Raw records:

□ □ □ □ □ □ □

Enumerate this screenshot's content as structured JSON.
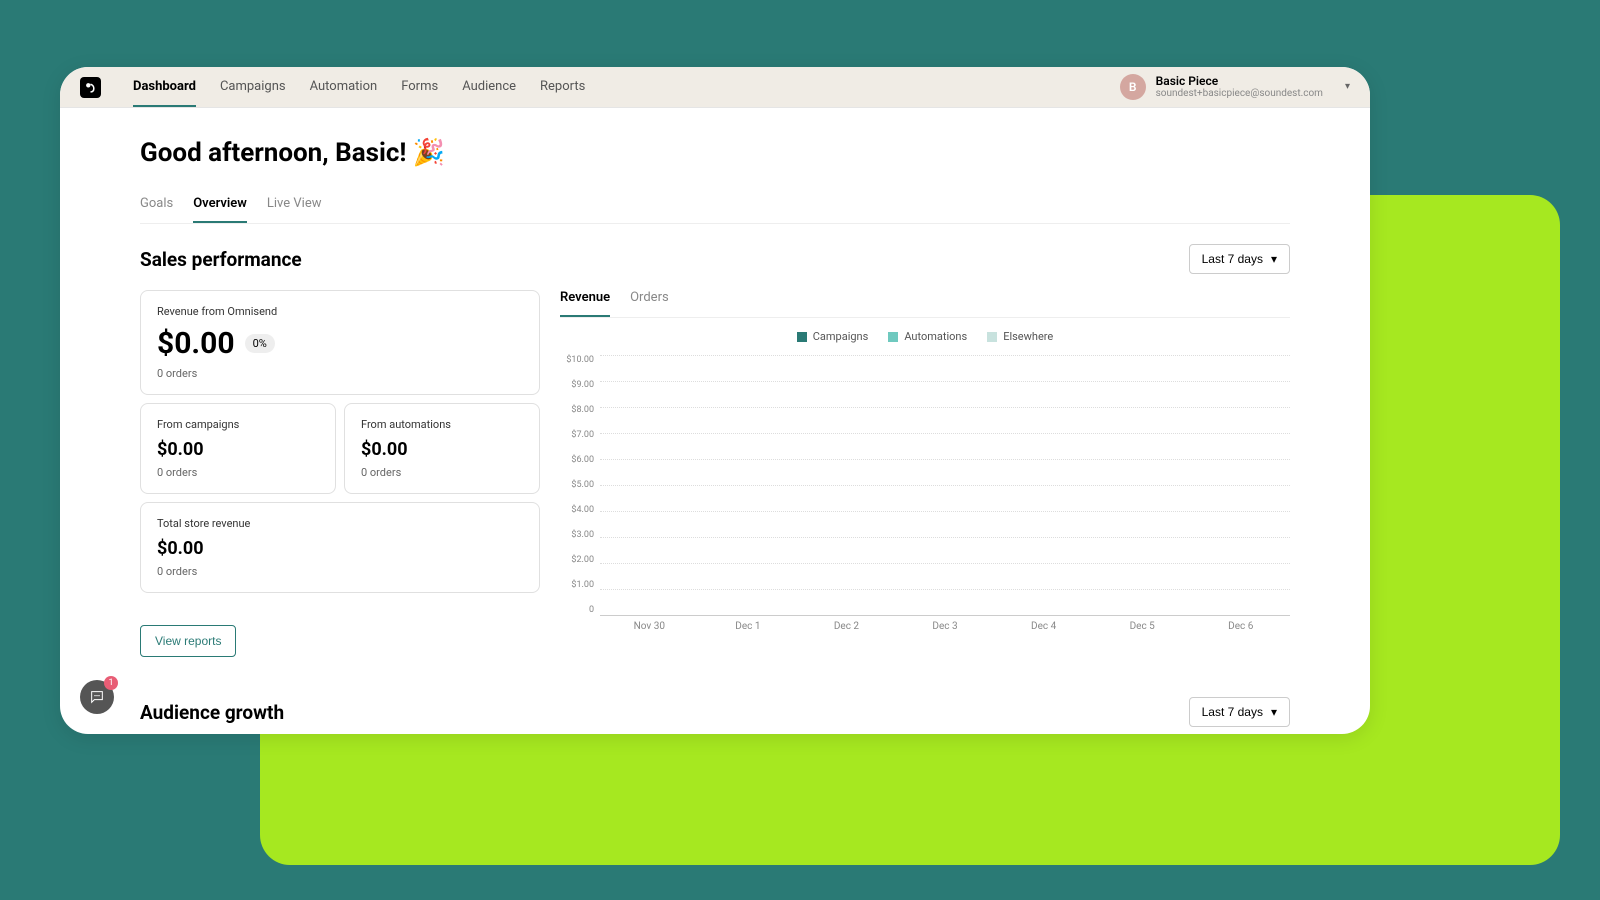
{
  "nav": {
    "items": [
      "Dashboard",
      "Campaigns",
      "Automation",
      "Forms",
      "Audience",
      "Reports"
    ],
    "active": 0
  },
  "account": {
    "initial": "B",
    "name": "Basic Piece",
    "email": "soundest+basicpiece@soundest.com"
  },
  "greeting": "Good afternoon, Basic! 🎉",
  "sub_tabs": {
    "items": [
      "Goals",
      "Overview",
      "Live View"
    ],
    "active": 1
  },
  "sections": {
    "sales": {
      "title": "Sales performance",
      "range": "Last 7 days"
    },
    "audience": {
      "title": "Audience growth",
      "range": "Last 7 days"
    }
  },
  "revenue_card": {
    "label": "Revenue from Omnisend",
    "value": "$0.00",
    "pct": "0%",
    "orders": "0 orders"
  },
  "campaigns_card": {
    "label": "From campaigns",
    "value": "$0.00",
    "orders": "0 orders"
  },
  "automations_card": {
    "label": "From automations",
    "value": "$0.00",
    "orders": "0 orders"
  },
  "total_card": {
    "label": "Total store revenue",
    "value": "$0.00",
    "orders": "0 orders"
  },
  "buttons": {
    "view_reports": "View reports"
  },
  "chart_tabs": {
    "items": [
      "Revenue",
      "Orders"
    ],
    "active": 0
  },
  "legend": {
    "campaigns": {
      "label": "Campaigns",
      "color": "#2a7a75"
    },
    "automations": {
      "label": "Automations",
      "color": "#6fc9bf"
    },
    "elsewhere": {
      "label": "Elsewhere",
      "color": "#c8e2de"
    }
  },
  "chart_data": {
    "type": "bar",
    "title": "Revenue",
    "xlabel": "",
    "ylabel": "",
    "ylim": [
      0,
      10
    ],
    "y_ticks": [
      "$10.00",
      "$9.00",
      "$8.00",
      "$7.00",
      "$6.00",
      "$5.00",
      "$4.00",
      "$3.00",
      "$2.00",
      "$1.00",
      "0"
    ],
    "categories": [
      "Nov 30",
      "Dec 1",
      "Dec 2",
      "Dec 3",
      "Dec 4",
      "Dec 5",
      "Dec 6"
    ],
    "series": [
      {
        "name": "Campaigns",
        "values": [
          0,
          0,
          0,
          0,
          0,
          0,
          0
        ]
      },
      {
        "name": "Automations",
        "values": [
          0,
          0,
          0,
          0,
          0,
          0,
          0
        ]
      },
      {
        "name": "Elsewhere",
        "values": [
          0,
          0,
          0,
          0,
          0,
          0,
          0
        ]
      }
    ]
  },
  "chat": {
    "count": "1"
  }
}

□ □ □ □ □ □ □

• Task requirements
Take the listing above and restate it word for word, without its pictures.

• Response below
Enumerate this screenshot's content as structured JSON.
{
  "nav": {
    "items": [
      "Dashboard",
      "Campaigns",
      "Automation",
      "Forms",
      "Audience",
      "Reports"
    ],
    "active": 0
  },
  "account": {
    "initial": "B",
    "name": "Basic Piece",
    "email": "soundest+basicpiece@soundest.com"
  },
  "greeting": "Good afternoon, Basic! 🎉",
  "sub_tabs": {
    "items": [
      "Goals",
      "Overview",
      "Live View"
    ],
    "active": 1
  },
  "sections": {
    "sales": {
      "title": "Sales performance",
      "range": "Last 7 days"
    },
    "audience": {
      "title": "Audience growth",
      "range": "Last 7 days"
    }
  },
  "revenue_card": {
    "label": "Revenue from Omnisend",
    "value": "$0.00",
    "pct": "0%",
    "orders": "0 orders"
  },
  "campaigns_card": {
    "label": "From campaigns",
    "value": "$0.00",
    "orders": "0 orders"
  },
  "automations_card": {
    "label": "From automations",
    "value": "$0.00",
    "orders": "0 orders"
  },
  "total_card": {
    "label": "Total store revenue",
    "value": "$0.00",
    "orders": "0 orders"
  },
  "buttons": {
    "view_reports": "View reports"
  },
  "chart_tabs": {
    "items": [
      "Revenue",
      "Orders"
    ],
    "active": 0
  },
  "legend": {
    "campaigns": {
      "label": "Campaigns",
      "color": "#2a7a75"
    },
    "automations": {
      "label": "Automations",
      "color": "#6fc9bf"
    },
    "elsewhere": {
      "label": "Elsewhere",
      "color": "#c8e2de"
    }
  },
  "chart_data": {
    "type": "bar",
    "title": "Revenue",
    "xlabel": "",
    "ylabel": "",
    "ylim": [
      0,
      10
    ],
    "y_ticks": [
      "$10.00",
      "$9.00",
      "$8.00",
      "$7.00",
      "$6.00",
      "$5.00",
      "$4.00",
      "$3.00",
      "$2.00",
      "$1.00",
      "0"
    ],
    "categories": [
      "Nov 30",
      "Dec 1",
      "Dec 2",
      "Dec 3",
      "Dec 4",
      "Dec 5",
      "Dec 6"
    ],
    "series": [
      {
        "name": "Campaigns",
        "values": [
          0,
          0,
          0,
          0,
          0,
          0,
          0
        ]
      },
      {
        "name": "Automations",
        "values": [
          0,
          0,
          0,
          0,
          0,
          0,
          0
        ]
      },
      {
        "name": "Elsewhere",
        "values": [
          0,
          0,
          0,
          0,
          0,
          0,
          0
        ]
      }
    ]
  },
  "chat": {
    "count": "1"
  }
}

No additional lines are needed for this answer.